— Exercise goal —
Extract all of the entries and set them down verbatim.

— Provided data —
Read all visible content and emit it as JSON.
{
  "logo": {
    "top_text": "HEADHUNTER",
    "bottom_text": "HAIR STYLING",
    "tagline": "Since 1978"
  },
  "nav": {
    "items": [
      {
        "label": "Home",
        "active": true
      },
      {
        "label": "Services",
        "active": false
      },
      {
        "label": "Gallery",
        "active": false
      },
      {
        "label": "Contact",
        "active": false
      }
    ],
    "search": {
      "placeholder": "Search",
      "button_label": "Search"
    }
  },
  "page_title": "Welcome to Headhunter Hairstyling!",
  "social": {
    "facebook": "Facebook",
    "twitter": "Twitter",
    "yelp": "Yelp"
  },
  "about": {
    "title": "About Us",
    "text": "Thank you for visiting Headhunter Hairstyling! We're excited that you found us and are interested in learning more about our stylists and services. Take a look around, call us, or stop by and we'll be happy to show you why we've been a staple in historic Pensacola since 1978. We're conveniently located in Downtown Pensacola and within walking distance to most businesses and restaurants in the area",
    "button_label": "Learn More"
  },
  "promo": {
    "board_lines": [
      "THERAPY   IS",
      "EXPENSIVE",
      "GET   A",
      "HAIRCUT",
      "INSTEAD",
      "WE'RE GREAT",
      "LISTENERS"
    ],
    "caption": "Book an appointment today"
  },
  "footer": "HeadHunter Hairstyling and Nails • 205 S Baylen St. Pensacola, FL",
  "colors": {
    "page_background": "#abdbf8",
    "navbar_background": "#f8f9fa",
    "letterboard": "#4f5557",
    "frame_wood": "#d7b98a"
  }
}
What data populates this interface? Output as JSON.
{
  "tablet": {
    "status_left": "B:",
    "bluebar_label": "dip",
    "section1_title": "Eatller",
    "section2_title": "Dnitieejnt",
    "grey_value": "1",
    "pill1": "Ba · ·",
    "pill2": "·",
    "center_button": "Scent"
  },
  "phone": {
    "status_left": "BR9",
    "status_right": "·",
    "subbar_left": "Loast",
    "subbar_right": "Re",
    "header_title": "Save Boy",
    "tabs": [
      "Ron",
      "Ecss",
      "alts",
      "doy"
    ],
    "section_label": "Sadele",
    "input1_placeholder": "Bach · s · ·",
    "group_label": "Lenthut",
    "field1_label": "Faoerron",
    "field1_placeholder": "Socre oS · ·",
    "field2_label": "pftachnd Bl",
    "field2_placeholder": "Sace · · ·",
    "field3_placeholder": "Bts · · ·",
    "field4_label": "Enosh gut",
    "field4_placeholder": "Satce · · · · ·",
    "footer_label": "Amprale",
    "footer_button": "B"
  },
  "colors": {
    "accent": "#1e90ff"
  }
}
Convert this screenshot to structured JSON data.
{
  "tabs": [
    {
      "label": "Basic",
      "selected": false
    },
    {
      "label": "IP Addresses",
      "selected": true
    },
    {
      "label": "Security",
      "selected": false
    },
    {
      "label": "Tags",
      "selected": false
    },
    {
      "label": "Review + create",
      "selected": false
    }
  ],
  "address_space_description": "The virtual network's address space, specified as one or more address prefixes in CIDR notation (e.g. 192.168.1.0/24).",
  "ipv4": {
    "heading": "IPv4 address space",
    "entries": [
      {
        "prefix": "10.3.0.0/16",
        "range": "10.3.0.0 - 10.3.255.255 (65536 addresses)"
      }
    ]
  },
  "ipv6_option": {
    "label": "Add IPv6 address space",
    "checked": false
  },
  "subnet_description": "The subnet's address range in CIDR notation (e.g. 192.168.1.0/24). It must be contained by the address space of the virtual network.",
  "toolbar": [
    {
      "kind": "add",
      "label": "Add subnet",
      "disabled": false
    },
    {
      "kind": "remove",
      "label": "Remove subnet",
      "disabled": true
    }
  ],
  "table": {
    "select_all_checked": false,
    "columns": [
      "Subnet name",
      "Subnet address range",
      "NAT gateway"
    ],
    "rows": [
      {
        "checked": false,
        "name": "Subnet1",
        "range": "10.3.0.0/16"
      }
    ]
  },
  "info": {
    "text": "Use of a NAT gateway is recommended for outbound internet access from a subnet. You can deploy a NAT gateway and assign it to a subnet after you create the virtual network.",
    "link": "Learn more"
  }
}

— Finished task —
Read all visible content and emit it as JSON.
{
  "logo": {
    "top_text": "HEADHUNTER",
    "bottom_text": "HAIR STYLING",
    "tagline": "Since 1978"
  },
  "nav": {
    "items": [
      {
        "label": "Home",
        "active": true
      },
      {
        "label": "Services",
        "active": false
      },
      {
        "label": "Gallery",
        "active": false
      },
      {
        "label": "Contact",
        "active": false
      }
    ],
    "search": {
      "placeholder": "Search",
      "button_label": "Search"
    }
  },
  "page_title": "Welcome to Headhunter Hairstyling!",
  "social": {
    "facebook": "Facebook",
    "twitter": "Twitter",
    "yelp": "Yelp"
  },
  "about": {
    "title": "About Us",
    "text": "Thank you for visiting Headhunter Hairstyling! We're excited that you found us and are interested in learning more about our stylists and services. Take a look around, call us, or stop by and we'll be happy to show you why we've been a staple in historic Pensacola since 1978. We're conveniently located in Downtown Pensacola and within walking distance to most businesses and restaurants in the area",
    "button_label": "Learn More"
  },
  "promo": {
    "board_lines": [
      "THERAPY   IS",
      "EXPENSIVE",
      "GET   A",
      "HAIRCUT",
      "INSTEAD",
      "WE'RE GREAT",
      "LISTENERS"
    ],
    "caption": "Book an appointment today"
  },
  "footer": "HeadHunter Hairstyling and Nails • 205 S Baylen St. Pensacola, FL",
  "colors": {
    "page_background": "#abdbf8",
    "navbar_background": "#f8f9fa",
    "letterboard": "#4f5557",
    "frame_wood": "#d7b98a"
  }
}
What data populates this interface? Output as JSON.
{
  "tablet": {
    "status_left": "B:",
    "bluebar_label": "dip",
    "section1_title": "Eatller",
    "section2_title": "Dnitieejnt",
    "grey_value": "1",
    "pill1": "Ba · ·",
    "pill2": "·",
    "center_button": "Scent"
  },
  "phone": {
    "status_left": "BR9",
    "status_right": "·",
    "subbar_left": "Loast",
    "subbar_right": "Re",
    "header_title": "Save Boy",
    "tabs": [
      "Ron",
      "Ecss",
      "alts",
      "doy"
    ],
    "section_label": "Sadele",
    "input1_placeholder": "Bach · s · ·",
    "group_label": "Lenthut",
    "field1_label": "Faoerron",
    "field1_placeholder": "Socre oS · ·",
    "field2_label": "pftachnd Bl",
    "field2_placeholder": "Sace · · ·",
    "field3_placeholder": "Bts · · ·",
    "field4_label": "Enosh gut",
    "field4_placeholder": "Satce · · · · ·",
    "footer_label": "Amprale",
    "footer_button": "B"
  },
  "colors": {
    "accent": "#1e90ff"
  }
}
Convert this screenshot to structured JSON data.
{
  "tabs": [
    {
      "label": "Basic",
      "selected": false
    },
    {
      "label": "IP Addresses",
      "selected": true
    },
    {
      "label": "Security",
      "selected": false
    },
    {
      "label": "Tags",
      "selected": false
    },
    {
      "label": "Review + create",
      "selected": false
    }
  ],
  "address_space_description": "The virtual network's address space, specified as one or more address prefixes in CIDR notation (e.g. 192.168.1.0/24).",
  "ipv4": {
    "heading": "IPv4 address space",
    "entries": [
      {
        "prefix": "10.3.0.0/16",
        "range": "10.3.0.0 - 10.3.255.255 (65536 addresses)"
      }
    ]
  },
  "ipv6_option": {
    "label": "Add IPv6 address space",
    "checked": false
  },
  "subnet_description": "The subnet's address range in CIDR notation (e.g. 192.168.1.0/24). It must be contained by the address space of the virtual network.",
  "toolbar": [
    {
      "kind": "add",
      "label": "Add subnet",
      "disabled": false
    },
    {
      "kind": "remove",
      "label": "Remove subnet",
      "disabled": true
    }
  ],
  "table": {
    "select_all_checked": false,
    "columns": [
      "Subnet name",
      "Subnet address range",
      "NAT gateway"
    ],
    "rows": [
      {
        "checked": false,
        "name": "Subnet1",
        "range": "10.3.0.0/16"
      }
    ]
  },
  "info": {
    "text": "Use of a NAT gateway is recommended for outbound internet access from a subnet. You can deploy a NAT gateway and assign it to a subnet after you create the virtual network.",
    "link": "Learn more"
  }
}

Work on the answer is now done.